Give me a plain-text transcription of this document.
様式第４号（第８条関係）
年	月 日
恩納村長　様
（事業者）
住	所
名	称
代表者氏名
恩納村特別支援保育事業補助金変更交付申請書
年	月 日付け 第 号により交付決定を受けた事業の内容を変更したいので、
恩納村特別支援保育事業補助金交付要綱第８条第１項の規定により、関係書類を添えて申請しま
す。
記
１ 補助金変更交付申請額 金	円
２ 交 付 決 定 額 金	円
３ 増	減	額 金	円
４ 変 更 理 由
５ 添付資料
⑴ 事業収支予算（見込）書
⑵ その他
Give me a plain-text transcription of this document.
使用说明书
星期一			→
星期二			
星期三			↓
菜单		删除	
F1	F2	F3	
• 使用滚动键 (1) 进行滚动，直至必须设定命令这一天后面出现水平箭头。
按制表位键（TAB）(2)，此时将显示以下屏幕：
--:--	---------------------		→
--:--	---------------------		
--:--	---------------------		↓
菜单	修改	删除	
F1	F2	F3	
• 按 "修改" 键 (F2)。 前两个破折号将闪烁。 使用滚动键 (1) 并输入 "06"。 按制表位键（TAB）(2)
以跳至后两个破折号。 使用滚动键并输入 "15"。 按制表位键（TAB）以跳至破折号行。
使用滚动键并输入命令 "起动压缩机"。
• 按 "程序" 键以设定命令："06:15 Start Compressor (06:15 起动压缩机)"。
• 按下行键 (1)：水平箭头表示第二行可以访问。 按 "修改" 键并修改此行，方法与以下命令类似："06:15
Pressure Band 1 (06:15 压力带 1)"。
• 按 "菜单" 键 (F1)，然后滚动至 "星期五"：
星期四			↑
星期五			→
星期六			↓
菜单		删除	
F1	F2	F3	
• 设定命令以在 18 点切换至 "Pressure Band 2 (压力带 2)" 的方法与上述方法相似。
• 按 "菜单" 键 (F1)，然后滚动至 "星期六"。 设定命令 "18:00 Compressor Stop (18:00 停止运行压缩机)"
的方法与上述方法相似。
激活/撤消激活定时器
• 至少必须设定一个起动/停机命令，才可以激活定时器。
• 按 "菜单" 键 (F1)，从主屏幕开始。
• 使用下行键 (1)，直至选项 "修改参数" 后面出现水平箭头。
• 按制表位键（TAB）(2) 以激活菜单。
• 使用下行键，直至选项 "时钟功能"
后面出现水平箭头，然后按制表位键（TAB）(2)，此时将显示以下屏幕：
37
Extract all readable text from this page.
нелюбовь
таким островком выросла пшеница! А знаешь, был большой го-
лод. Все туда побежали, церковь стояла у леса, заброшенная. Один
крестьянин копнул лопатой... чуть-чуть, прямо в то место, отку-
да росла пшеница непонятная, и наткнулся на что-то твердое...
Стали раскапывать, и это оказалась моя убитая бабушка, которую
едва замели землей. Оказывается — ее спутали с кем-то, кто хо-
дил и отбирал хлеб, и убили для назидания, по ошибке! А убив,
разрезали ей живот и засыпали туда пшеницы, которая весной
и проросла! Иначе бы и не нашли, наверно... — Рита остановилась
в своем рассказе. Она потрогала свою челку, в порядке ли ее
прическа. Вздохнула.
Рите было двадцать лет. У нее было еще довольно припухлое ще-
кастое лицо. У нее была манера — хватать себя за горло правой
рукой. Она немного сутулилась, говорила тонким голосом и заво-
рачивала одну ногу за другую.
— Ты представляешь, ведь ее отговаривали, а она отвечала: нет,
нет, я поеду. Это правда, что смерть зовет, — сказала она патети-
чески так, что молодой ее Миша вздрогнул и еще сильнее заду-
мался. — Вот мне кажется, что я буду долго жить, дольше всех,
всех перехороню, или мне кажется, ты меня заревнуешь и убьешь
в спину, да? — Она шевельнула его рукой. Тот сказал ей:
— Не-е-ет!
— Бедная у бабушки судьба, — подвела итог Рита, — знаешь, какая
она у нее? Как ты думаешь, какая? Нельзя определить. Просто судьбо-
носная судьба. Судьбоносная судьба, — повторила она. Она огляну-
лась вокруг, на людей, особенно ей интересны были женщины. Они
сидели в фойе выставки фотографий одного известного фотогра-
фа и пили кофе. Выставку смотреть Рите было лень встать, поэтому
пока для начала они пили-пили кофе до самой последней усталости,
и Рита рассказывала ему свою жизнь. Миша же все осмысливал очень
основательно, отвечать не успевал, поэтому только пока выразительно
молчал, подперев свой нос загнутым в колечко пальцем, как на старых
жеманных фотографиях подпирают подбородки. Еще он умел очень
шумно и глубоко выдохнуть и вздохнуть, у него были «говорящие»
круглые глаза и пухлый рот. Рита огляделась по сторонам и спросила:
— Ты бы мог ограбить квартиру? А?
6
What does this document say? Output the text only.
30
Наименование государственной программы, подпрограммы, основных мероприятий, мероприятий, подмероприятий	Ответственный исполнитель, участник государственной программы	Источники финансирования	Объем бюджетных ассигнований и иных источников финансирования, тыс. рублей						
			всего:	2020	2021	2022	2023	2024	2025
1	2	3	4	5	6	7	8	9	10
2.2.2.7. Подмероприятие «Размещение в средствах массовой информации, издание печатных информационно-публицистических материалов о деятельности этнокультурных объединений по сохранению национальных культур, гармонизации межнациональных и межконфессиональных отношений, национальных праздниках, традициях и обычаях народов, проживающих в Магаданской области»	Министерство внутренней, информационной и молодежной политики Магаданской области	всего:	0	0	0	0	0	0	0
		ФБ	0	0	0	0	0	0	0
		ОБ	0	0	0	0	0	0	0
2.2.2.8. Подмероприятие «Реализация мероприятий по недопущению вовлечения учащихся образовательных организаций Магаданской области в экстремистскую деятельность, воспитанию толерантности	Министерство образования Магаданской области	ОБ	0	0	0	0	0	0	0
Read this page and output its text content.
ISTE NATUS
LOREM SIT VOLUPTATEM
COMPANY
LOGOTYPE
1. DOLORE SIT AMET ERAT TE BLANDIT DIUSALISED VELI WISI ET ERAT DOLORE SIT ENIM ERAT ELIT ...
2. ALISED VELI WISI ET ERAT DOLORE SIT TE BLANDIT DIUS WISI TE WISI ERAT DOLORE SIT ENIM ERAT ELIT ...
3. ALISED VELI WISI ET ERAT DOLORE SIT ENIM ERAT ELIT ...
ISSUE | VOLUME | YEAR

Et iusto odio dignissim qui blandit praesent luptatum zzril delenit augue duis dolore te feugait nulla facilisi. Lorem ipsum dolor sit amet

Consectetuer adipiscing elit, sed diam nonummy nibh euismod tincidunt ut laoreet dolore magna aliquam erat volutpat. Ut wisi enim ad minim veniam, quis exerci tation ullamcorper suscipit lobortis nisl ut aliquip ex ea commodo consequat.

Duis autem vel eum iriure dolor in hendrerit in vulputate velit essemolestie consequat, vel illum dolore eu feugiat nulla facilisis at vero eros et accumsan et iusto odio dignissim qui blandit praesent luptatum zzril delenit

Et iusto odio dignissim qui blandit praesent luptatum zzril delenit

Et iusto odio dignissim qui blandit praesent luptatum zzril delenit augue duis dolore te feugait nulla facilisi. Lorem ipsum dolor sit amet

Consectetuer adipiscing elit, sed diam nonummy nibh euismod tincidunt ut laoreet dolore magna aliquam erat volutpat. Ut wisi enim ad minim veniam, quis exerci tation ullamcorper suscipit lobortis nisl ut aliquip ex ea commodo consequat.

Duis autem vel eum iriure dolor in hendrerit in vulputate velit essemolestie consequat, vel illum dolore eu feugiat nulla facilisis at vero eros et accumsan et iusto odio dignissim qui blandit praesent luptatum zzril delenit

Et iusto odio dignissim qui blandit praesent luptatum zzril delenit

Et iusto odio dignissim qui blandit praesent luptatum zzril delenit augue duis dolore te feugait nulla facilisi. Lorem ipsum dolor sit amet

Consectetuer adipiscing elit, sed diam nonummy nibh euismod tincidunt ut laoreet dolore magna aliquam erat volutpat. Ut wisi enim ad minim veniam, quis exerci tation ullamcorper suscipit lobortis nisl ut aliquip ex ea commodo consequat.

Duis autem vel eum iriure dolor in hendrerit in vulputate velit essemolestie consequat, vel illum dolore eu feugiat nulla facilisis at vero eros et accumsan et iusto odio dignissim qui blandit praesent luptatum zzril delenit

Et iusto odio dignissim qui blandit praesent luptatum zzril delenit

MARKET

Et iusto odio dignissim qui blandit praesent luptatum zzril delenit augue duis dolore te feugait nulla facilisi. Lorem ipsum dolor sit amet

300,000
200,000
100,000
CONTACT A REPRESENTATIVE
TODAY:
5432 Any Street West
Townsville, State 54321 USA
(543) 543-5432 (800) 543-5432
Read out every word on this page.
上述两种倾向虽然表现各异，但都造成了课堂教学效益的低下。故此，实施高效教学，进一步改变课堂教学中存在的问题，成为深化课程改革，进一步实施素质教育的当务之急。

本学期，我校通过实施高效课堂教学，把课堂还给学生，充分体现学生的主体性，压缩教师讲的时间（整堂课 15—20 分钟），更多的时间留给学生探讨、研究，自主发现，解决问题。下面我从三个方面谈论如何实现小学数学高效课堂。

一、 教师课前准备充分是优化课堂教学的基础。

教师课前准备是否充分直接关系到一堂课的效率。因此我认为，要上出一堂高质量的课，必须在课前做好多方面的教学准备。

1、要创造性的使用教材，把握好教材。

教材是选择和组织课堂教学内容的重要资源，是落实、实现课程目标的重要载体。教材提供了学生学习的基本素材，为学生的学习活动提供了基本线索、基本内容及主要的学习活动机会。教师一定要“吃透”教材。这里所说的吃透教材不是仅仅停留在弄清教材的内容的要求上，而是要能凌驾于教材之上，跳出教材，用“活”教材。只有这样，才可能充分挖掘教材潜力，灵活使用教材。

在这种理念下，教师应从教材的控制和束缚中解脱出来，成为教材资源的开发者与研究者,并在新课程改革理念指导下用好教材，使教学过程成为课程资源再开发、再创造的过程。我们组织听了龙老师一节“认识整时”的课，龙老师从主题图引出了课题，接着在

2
------------------------------
▶ [WORK TO BE COMPLETED]:
Starting at the line that contains "Read out every word on this page.", copy each line exactly through the end of the listing above. Include that first line and the last one, and add nothing.

▶ [COMPLETED EXERCISE]:
Read out every word on this page.
上述两种倾向虽然表现各异，但都造成了课堂教学效益的低下。故此，实施高效教学，进一步改变课堂教学中存在的问题，成为深化课程改革，进一步实施素质教育的当务之急。

本学期，我校通过实施高效课堂教学，把课堂还给学生，充分体现学生的主体性，压缩教师讲的时间（整堂课 15—20 分钟），更多的时间留给学生探讨、研究，自主发现，解决问题。下面我从三个方面谈论如何实现小学数学高效课堂。

一、 教师课前准备充分是优化课堂教学的基础。

教师课前准备是否充分直接关系到一堂课的效率。因此我认为，要上出一堂高质量的课，必须在课前做好多方面的教学准备。

1、要创造性的使用教材，把握好教材。

教材是选择和组织课堂教学内容的重要资源，是落实、实现课程目标的重要载体。教材提供了学生学习的基本素材，为学生的学习活动提供了基本线索、基本内容及主要的学习活动机会。教师一定要“吃透”教材。这里所说的吃透教材不是仅仅停留在弄清教材的内容的要求上，而是要能凌驾于教材之上，跳出教材，用“活”教材。只有这样，才可能充分挖掘教材潜力，灵活使用教材。

在这种理念下，教师应从教材的控制和束缚中解脱出来，成为教材资源的开发者与研究者,并在新课程改革理念指导下用好教材，使教学过程成为课程资源再开发、再创造的过程。我们组织听了龙老师一节“认识整时”的课，龙老师从主题图引出了课题，接着在

2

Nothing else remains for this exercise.